Could you write out every entry exactly as it stands?

(Saved entries)
## Start

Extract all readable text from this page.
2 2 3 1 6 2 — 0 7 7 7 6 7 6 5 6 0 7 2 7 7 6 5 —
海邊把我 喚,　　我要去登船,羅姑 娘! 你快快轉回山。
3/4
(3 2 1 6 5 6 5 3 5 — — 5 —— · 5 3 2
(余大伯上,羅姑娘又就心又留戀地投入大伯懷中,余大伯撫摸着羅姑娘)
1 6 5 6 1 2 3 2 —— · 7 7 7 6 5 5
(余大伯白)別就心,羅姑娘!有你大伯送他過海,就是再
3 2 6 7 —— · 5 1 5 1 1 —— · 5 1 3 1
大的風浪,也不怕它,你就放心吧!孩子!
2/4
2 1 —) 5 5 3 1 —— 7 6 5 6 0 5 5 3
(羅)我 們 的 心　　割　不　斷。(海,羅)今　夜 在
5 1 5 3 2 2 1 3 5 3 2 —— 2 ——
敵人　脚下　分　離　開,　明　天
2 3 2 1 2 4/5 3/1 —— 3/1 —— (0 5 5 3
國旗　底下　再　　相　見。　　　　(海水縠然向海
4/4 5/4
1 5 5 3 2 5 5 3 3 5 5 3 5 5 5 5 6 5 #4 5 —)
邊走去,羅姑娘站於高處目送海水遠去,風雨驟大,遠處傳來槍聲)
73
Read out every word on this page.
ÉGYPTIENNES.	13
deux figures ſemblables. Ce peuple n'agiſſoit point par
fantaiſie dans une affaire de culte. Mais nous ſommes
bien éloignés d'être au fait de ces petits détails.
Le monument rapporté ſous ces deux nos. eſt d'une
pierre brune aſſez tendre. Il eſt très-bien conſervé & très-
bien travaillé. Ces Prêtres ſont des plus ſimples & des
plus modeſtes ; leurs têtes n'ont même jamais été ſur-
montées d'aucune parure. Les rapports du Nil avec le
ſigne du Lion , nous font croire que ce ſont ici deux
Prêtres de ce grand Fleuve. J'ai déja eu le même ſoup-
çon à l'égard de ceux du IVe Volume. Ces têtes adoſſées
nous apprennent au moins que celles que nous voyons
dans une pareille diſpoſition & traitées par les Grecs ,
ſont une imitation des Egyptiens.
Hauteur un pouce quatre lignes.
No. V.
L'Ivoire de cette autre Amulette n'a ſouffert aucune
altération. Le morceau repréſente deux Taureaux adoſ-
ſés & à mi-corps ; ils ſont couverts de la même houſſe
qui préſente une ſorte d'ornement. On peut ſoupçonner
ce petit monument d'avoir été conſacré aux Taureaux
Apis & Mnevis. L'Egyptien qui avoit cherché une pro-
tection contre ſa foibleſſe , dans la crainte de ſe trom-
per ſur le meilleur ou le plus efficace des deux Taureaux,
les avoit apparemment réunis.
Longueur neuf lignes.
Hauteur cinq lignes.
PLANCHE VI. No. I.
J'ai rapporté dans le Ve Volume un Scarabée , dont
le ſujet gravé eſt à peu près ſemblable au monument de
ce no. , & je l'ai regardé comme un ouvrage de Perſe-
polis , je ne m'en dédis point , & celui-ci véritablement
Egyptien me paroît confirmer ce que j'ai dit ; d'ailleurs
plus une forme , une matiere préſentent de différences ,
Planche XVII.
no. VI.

## End

◆ The result ◆
Extract all readable text from this page.
2 2 3 1 6 2 — 0 7 7 7 6 7 6 5 6 0 7 2 7 7 6 5 —
海邊把我 喚,　　我要去登船,羅姑 娘! 你快快轉回山。
3/4
(3 2 1 6 5 6 5 3 5 — — 5 —— · 5 3 2
(余大伯上,羅姑娘又就心又留戀地投入大伯懷中,余大伯撫摸着羅姑娘)
1 6 5 6 1 2 3 2 —— · 7 7 7 6 5 5
(余大伯白)別就心,羅姑娘!有你大伯送他過海,就是再
3 2 6 7 —— · 5 1 5 1 1 —— · 5 1 3 1
大的風浪,也不怕它,你就放心吧!孩子!
2/4
2 1 —) 5 5 3 1 —— 7 6 5 6 0 5 5 3
(羅)我 們 的 心　　割　不　斷。(海,羅)今　夜 在
5 1 5 3 2 2 1 3 5 3 2 —— 2 ——
敵人　脚下　分　離　開,　明　天
2 3 2 1 2 4/5 3/1 —— 3/1 —— (0 5 5 3
國旗　底下　再　　相　見。　　　　(海水縠然向海
4/4 5/4
1 5 5 3 2 5 5 3 3 5 5 3 5 5 5 5 6 5 #4 5 —)
邊走去,羅姑娘站於高處目送海水遠去,風雨驟大,遠處傳來槍聲)
73
Read out every word on this page.
ÉGYPTIENNES.	13
deux figures ſemblables. Ce peuple n'agiſſoit point par
fantaiſie dans une affaire de culte. Mais nous ſommes
bien éloignés d'être au fait de ces petits détails.
Le monument rapporté ſous ces deux nos. eſt d'une
pierre brune aſſez tendre. Il eſt très-bien conſervé & très-
bien travaillé. Ces Prêtres ſont des plus ſimples & des
plus modeſtes ; leurs têtes n'ont même jamais été ſur-
montées d'aucune parure. Les rapports du Nil avec le
ſigne du Lion , nous font croire que ce ſont ici deux
Prêtres de ce grand Fleuve. J'ai déja eu le même ſoup-
çon à l'égard de ceux du IVe Volume. Ces têtes adoſſées
nous apprennent au moins que celles que nous voyons
dans une pareille diſpoſition & traitées par les Grecs ,
ſont une imitation des Egyptiens.
Hauteur un pouce quatre lignes.
No. V.
L'Ivoire de cette autre Amulette n'a ſouffert aucune
altération. Le morceau repréſente deux Taureaux adoſ-
ſés & à mi-corps ; ils ſont couverts de la même houſſe
qui préſente une ſorte d'ornement. On peut ſoupçonner
ce petit monument d'avoir été conſacré aux Taureaux
Apis & Mnevis. L'Egyptien qui avoit cherché une pro-
tection contre ſa foibleſſe , dans la crainte de ſe trom-
per ſur le meilleur ou le plus efficace des deux Taureaux,
les avoit apparemment réunis.
Longueur neuf lignes.
Hauteur cinq lignes.
PLANCHE VI. No. I.
J'ai rapporté dans le Ve Volume un Scarabée , dont
le ſujet gravé eſt à peu près ſemblable au monument de
ce no. , & je l'ai regardé comme un ouvrage de Perſe-
polis , je ne m'en dédis point , & celui-ci véritablement
Egyptien me paroît confirmer ce que j'ai dit ; d'ailleurs
plus une forme , une matiere préſentent de différences ,
Planche XVII.
no. VI.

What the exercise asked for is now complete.